TO DO:
Collect every line of the records below that contains the word "Điện".

────────────────

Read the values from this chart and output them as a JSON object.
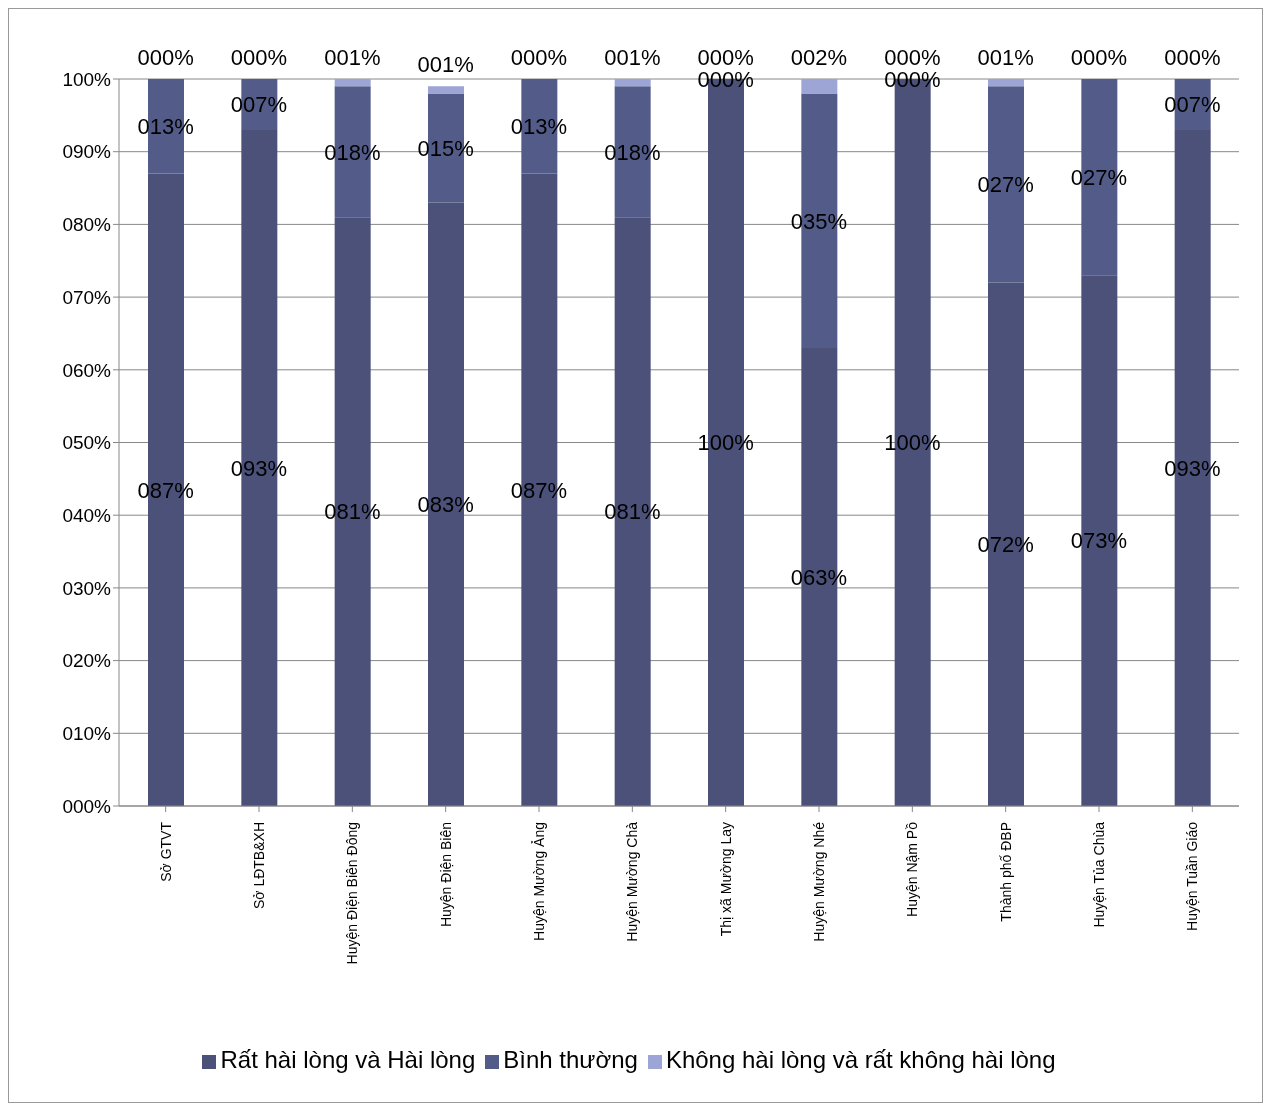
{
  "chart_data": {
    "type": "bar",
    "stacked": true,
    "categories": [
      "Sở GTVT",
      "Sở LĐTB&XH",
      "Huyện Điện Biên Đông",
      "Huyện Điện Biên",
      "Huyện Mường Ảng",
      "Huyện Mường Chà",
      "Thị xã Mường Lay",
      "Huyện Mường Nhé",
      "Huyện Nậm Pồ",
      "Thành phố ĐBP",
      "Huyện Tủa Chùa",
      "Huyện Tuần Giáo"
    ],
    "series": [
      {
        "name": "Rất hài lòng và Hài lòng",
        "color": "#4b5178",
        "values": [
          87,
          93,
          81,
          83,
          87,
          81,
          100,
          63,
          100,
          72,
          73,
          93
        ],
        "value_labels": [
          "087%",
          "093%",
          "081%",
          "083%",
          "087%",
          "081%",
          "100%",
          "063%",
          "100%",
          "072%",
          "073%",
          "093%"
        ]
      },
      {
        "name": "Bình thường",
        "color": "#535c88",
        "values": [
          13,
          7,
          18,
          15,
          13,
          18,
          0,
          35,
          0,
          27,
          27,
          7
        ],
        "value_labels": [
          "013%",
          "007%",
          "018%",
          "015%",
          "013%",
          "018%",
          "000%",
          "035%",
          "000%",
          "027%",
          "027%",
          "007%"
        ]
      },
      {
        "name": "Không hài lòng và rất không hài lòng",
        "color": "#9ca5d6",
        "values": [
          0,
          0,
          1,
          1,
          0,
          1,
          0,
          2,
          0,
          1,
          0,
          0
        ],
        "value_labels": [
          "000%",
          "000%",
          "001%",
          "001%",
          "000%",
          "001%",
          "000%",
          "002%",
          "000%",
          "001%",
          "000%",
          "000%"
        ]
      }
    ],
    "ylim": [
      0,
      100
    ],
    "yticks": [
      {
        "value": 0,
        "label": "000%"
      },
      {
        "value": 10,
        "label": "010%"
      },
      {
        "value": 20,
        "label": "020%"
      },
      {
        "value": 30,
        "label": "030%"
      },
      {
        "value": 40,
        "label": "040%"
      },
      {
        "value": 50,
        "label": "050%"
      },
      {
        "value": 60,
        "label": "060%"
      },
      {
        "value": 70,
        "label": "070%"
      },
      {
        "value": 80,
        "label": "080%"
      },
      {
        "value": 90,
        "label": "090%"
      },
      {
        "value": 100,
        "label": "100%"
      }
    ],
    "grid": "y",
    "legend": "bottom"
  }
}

────────────────

ANSWER TO THE TASK:
      "Huyện Điện Biên Đông",
      "Huyện Điện Biên",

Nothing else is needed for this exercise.